● TASK DATA
........

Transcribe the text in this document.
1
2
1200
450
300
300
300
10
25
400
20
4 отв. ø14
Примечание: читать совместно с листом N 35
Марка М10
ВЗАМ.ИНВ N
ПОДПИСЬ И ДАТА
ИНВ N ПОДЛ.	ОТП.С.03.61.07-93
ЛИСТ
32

........

● EXERCISE DIRECTIONS
Output the full listing without altering anything.

● FINISHED ANSWER
Transcribe the text in this document.
1
2
1200
450
300
300
300
10
25
400
20
4 отв. ø14
Примечание: читать совместно с листом N 35
Марка М10
ВЗАМ.ИНВ N
ПОДПИСЬ И ДАТА
ИНВ N ПОДЛ.	ОТП.С.03.61.07-93
ЛИСТ
32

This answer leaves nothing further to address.